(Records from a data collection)
|---|
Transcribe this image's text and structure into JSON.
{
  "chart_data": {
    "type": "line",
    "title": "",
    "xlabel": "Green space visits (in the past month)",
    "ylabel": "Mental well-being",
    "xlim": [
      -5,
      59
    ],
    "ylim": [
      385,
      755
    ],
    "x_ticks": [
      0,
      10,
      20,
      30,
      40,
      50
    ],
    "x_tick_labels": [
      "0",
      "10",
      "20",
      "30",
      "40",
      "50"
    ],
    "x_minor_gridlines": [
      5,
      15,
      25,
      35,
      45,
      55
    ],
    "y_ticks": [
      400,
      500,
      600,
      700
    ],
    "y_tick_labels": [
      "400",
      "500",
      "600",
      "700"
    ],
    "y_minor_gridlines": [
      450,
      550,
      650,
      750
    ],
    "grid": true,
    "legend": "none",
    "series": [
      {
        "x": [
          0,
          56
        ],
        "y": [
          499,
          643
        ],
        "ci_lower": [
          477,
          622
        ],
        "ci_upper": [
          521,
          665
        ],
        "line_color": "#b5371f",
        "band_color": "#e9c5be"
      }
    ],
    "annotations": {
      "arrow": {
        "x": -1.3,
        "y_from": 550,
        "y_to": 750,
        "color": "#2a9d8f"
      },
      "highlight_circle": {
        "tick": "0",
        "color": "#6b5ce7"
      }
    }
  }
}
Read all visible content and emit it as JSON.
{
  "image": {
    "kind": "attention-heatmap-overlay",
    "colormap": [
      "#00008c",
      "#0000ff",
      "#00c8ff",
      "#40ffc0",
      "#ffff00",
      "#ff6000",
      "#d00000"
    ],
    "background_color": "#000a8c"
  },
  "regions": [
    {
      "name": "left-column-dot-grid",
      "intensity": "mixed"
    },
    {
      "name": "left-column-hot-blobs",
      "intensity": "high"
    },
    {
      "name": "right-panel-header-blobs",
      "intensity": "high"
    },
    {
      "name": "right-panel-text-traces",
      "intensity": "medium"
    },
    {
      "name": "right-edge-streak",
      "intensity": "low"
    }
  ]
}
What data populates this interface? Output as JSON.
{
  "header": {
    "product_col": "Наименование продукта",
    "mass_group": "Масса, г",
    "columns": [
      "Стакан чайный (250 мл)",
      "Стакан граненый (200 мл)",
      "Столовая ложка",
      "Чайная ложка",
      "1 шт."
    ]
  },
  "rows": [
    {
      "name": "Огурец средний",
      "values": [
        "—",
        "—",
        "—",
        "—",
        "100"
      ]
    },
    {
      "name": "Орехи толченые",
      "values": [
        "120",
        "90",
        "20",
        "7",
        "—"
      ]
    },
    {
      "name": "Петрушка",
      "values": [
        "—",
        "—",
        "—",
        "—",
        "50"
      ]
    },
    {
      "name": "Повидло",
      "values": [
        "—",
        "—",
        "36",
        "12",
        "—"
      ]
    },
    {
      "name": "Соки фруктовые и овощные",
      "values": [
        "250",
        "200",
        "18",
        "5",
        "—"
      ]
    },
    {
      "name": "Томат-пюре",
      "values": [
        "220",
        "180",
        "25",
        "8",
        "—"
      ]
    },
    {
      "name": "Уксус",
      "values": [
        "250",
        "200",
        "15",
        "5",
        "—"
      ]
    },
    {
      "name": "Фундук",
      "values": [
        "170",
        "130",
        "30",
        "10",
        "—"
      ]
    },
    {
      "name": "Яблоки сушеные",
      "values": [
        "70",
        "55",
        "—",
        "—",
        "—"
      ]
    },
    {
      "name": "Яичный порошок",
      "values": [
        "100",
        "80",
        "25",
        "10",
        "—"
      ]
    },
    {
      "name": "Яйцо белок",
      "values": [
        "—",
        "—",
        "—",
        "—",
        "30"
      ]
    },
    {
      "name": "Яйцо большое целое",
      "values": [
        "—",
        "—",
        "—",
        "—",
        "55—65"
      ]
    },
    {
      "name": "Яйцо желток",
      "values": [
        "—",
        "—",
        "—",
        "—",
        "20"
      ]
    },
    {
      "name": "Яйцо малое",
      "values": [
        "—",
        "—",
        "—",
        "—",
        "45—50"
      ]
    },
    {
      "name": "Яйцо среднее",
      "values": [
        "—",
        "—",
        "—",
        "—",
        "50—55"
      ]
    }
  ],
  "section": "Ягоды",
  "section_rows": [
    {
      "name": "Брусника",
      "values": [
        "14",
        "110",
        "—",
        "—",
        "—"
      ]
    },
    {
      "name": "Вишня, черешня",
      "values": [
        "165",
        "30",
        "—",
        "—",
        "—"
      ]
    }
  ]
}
|---|
What the task asks
From the entries above, list each line with "Стакан" in it.

Answer in full
      "Стакан чайный (250 мл)",
      "Стакан граненый (200 мл)",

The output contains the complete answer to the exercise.